▶ **Input records**
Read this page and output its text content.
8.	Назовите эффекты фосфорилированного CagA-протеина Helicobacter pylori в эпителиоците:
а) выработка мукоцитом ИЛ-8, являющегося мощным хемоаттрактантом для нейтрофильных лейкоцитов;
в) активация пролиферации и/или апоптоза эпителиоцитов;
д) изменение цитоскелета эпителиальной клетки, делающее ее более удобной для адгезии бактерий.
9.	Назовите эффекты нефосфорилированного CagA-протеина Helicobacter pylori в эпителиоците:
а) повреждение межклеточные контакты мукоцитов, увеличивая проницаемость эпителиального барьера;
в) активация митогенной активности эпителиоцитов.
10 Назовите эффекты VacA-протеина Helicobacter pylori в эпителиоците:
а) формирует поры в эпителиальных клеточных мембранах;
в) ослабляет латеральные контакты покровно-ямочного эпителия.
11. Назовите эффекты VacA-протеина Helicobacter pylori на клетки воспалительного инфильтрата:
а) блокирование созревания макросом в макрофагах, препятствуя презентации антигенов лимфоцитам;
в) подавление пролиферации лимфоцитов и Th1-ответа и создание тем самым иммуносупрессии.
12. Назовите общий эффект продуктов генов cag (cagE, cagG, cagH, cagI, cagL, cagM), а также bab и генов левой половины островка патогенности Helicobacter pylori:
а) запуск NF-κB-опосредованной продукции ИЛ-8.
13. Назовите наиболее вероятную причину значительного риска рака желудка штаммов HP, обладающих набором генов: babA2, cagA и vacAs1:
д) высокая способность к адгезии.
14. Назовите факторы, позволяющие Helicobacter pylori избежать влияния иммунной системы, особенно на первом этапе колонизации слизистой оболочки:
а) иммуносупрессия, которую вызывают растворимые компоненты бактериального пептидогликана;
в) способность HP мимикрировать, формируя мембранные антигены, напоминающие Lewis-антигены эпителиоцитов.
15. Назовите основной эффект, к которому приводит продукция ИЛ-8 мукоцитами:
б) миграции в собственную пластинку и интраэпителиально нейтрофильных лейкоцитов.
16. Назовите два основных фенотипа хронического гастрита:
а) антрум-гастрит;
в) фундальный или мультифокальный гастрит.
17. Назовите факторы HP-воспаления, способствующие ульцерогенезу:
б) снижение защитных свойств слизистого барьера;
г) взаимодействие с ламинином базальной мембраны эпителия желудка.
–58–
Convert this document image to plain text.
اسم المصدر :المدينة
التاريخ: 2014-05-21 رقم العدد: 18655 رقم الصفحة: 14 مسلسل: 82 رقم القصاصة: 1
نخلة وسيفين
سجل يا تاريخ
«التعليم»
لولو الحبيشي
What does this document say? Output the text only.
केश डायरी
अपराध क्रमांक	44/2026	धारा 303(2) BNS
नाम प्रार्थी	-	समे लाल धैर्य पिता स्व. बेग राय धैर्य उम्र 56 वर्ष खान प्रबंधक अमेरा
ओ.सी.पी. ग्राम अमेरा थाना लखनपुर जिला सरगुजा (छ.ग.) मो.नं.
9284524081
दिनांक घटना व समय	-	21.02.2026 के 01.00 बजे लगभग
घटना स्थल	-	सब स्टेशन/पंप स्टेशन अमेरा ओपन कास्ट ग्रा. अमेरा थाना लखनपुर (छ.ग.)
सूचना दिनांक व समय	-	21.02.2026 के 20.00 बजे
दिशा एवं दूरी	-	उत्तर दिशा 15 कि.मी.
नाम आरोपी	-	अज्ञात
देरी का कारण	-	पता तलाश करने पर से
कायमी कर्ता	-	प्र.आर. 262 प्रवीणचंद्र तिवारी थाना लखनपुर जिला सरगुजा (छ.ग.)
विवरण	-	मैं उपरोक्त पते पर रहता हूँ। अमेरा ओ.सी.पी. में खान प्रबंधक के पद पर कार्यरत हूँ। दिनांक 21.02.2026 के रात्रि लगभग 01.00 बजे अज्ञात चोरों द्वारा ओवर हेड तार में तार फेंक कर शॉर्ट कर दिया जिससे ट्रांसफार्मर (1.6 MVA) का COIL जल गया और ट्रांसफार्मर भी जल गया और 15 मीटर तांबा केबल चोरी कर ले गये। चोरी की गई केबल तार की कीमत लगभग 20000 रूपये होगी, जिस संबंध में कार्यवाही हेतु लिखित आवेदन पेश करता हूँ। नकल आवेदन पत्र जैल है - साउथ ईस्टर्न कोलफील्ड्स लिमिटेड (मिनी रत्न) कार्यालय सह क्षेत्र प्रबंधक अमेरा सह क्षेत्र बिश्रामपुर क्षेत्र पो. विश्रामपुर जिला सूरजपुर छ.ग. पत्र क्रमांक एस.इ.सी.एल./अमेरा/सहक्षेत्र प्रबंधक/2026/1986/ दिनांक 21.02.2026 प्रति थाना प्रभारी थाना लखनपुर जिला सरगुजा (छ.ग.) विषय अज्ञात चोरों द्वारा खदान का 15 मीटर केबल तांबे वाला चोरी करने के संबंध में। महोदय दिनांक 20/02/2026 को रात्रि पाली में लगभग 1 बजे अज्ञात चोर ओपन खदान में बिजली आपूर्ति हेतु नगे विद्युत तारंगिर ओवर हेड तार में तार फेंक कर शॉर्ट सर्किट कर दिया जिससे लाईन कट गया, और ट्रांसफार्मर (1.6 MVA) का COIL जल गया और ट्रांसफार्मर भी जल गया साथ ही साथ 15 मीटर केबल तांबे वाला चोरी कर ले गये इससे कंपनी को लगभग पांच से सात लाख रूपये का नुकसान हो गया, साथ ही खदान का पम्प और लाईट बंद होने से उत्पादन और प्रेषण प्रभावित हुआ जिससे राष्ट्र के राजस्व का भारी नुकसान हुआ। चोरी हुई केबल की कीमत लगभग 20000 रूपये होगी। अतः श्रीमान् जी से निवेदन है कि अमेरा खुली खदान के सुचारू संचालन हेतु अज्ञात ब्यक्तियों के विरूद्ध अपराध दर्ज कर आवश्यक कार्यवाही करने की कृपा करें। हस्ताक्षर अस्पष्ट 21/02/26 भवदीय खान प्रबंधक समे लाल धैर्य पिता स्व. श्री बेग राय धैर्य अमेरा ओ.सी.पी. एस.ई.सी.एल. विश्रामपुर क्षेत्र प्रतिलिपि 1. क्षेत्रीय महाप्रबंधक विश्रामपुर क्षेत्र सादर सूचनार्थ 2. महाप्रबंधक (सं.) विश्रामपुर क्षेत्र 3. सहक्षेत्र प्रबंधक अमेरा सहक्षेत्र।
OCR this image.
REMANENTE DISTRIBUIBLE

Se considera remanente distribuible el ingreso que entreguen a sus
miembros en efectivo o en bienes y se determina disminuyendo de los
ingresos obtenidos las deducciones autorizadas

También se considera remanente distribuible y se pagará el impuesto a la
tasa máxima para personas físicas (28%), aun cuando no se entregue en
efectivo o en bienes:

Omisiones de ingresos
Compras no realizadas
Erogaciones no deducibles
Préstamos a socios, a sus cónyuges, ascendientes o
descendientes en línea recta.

▶ **Exercise brief**
The records above need to be transcribed in full. Keep every character unchanged.

▶ **Solution to the exercise**
Read this page and output its text content.
8.	Назовите эффекты фосфорилированного CagA-протеина Helicobacter pylori в эпителиоците:
а) выработка мукоцитом ИЛ-8, являющегося мощным хемоаттрактантом для нейтрофильных лейкоцитов;
в) активация пролиферации и/или апоптоза эпителиоцитов;
д) изменение цитоскелета эпителиальной клетки, делающее ее более удобной для адгезии бактерий.
9.	Назовите эффекты нефосфорилированного CagA-протеина Helicobacter pylori в эпителиоците:
а) повреждение межклеточные контакты мукоцитов, увеличивая проницаемость эпителиального барьера;
в) активация митогенной активности эпителиоцитов.
10 Назовите эффекты VacA-протеина Helicobacter pylori в эпителиоците:
а) формирует поры в эпителиальных клеточных мембранах;
в) ослабляет латеральные контакты покровно-ямочного эпителия.
11. Назовите эффекты VacA-протеина Helicobacter pylori на клетки воспалительного инфильтрата:
а) блокирование созревания макросом в макрофагах, препятствуя презентации антигенов лимфоцитам;
в) подавление пролиферации лимфоцитов и Th1-ответа и создание тем самым иммуносупрессии.
12. Назовите общий эффект продуктов генов cag (cagE, cagG, cagH, cagI, cagL, cagM), а также bab и генов левой половины островка патогенности Helicobacter pylori:
а) запуск NF-κB-опосредованной продукции ИЛ-8.
13. Назовите наиболее вероятную причину значительного риска рака желудка штаммов HP, обладающих набором генов: babA2, cagA и vacAs1:
д) высокая способность к адгезии.
14. Назовите факторы, позволяющие Helicobacter pylori избежать влияния иммунной системы, особенно на первом этапе колонизации слизистой оболочки:
а) иммуносупрессия, которую вызывают растворимые компоненты бактериального пептидогликана;
в) способность HP мимикрировать, формируя мембранные антигены, напоминающие Lewis-антигены эпителиоцитов.
15. Назовите основной эффект, к которому приводит продукция ИЛ-8 мукоцитами:
б) миграции в собственную пластинку и интраэпителиально нейтрофильных лейкоцитов.
16. Назовите два основных фенотипа хронического гастрита:
а) антрум-гастрит;
в) фундальный или мультифокальный гастрит.
17. Назовите факторы HP-воспаления, способствующие ульцерогенезу:
б) снижение защитных свойств слизистого барьера;
г) взаимодействие с ламинином базальной мембраны эпителия желудка.
–58–
Convert this document image to plain text.
اسم المصدر :المدينة
التاريخ: 2014-05-21 رقم العدد: 18655 رقم الصفحة: 14 مسلسل: 82 رقم القصاصة: 1
نخلة وسيفين
سجل يا تاريخ
«التعليم»
لولو الحبيشي
What does this document say? Output the text only.
केश डायरी
अपराध क्रमांक	44/2026	धारा 303(2) BNS
नाम प्रार्थी	-	समे लाल धैर्य पिता स्व. बेग राय धैर्य उम्र 56 वर्ष खान प्रबंधक अमेरा
ओ.सी.पी. ग्राम अमेरा थाना लखनपुर जिला सरगुजा (छ.ग.) मो.नं.
9284524081
दिनांक घटना व समय	-	21.02.2026 के 01.00 बजे लगभग
घटना स्थल	-	सब स्टेशन/पंप स्टेशन अमेरा ओपन कास्ट ग्रा. अमेरा थाना लखनपुर (छ.ग.)
सूचना दिनांक व समय	-	21.02.2026 के 20.00 बजे
दिशा एवं दूरी	-	उत्तर दिशा 15 कि.मी.
नाम आरोपी	-	अज्ञात
देरी का कारण	-	पता तलाश करने पर से
कायमी कर्ता	-	प्र.आर. 262 प्रवीणचंद्र तिवारी थाना लखनपुर जिला सरगुजा (छ.ग.)
विवरण	-	मैं उपरोक्त पते पर रहता हूँ। अमेरा ओ.सी.पी. में खान प्रबंधक के पद पर कार्यरत हूँ। दिनांक 21.02.2026 के रात्रि लगभग 01.00 बजे अज्ञात चोरों द्वारा ओवर हेड तार में तार फेंक कर शॉर्ट कर दिया जिससे ट्रांसफार्मर (1.6 MVA) का COIL जल गया और ट्रांसफार्मर भी जल गया और 15 मीटर तांबा केबल चोरी कर ले गये। चोरी की गई केबल तार की कीमत लगभग 20000 रूपये होगी, जिस संबंध में कार्यवाही हेतु लिखित आवेदन पेश करता हूँ। नकल आवेदन पत्र जैल है - साउथ ईस्टर्न कोलफील्ड्स लिमिटेड (मिनी रत्न) कार्यालय सह क्षेत्र प्रबंधक अमेरा सह क्षेत्र बिश्रामपुर क्षेत्र पो. विश्रामपुर जिला सूरजपुर छ.ग. पत्र क्रमांक एस.इ.सी.एल./अमेरा/सहक्षेत्र प्रबंधक/2026/1986/ दिनांक 21.02.2026 प्रति थाना प्रभारी थाना लखनपुर जिला सरगुजा (छ.ग.) विषय अज्ञात चोरों द्वारा खदान का 15 मीटर केबल तांबे वाला चोरी करने के संबंध में। महोदय दिनांक 20/02/2026 को रात्रि पाली में लगभग 1 बजे अज्ञात चोर ओपन खदान में बिजली आपूर्ति हेतु नगे विद्युत तारंगिर ओवर हेड तार में तार फेंक कर शॉर्ट सर्किट कर दिया जिससे लाईन कट गया, और ट्रांसफार्मर (1.6 MVA) का COIL जल गया और ट्रांसफार्मर भी जल गया साथ ही साथ 15 मीटर केबल तांबे वाला चोरी कर ले गये इससे कंपनी को लगभग पांच से सात लाख रूपये का नुकसान हो गया, साथ ही खदान का पम्प और लाईट बंद होने से उत्पादन और प्रेषण प्रभावित हुआ जिससे राष्ट्र के राजस्व का भारी नुकसान हुआ। चोरी हुई केबल की कीमत लगभग 20000 रूपये होगी। अतः श्रीमान् जी से निवेदन है कि अमेरा खुली खदान के सुचारू संचालन हेतु अज्ञात ब्यक्तियों के विरूद्ध अपराध दर्ज कर आवश्यक कार्यवाही करने की कृपा करें। हस्ताक्षर अस्पष्ट 21/02/26 भवदीय खान प्रबंधक समे लाल धैर्य पिता स्व. श्री बेग राय धैर्य अमेरा ओ.सी.पी. एस.ई.सी.एल. विश्रामपुर क्षेत्र प्रतिलिपि 1. क्षेत्रीय महाप्रबंधक विश्रामपुर क्षेत्र सादर सूचनार्थ 2. महाप्रबंधक (सं.) विश्रामपुर क्षेत्र 3. सहक्षेत्र प्रबंधक अमेरा सहक्षेत्र।
OCR this image.
REMANENTE DISTRIBUIBLE

Se considera remanente distribuible el ingreso que entreguen a sus
miembros en efectivo o en bienes y se determina disminuyendo de los
ingresos obtenidos las deducciones autorizadas

También se considera remanente distribuible y se pagará el impuesto a la
tasa máxima para personas físicas (28%), aun cuando no se entregue en
efectivo o en bienes:

Omisiones de ingresos
Compras no realizadas
Erogaciones no deducibles
Préstamos a socios, a sus cónyuges, ascendientes o
descendientes en línea recta.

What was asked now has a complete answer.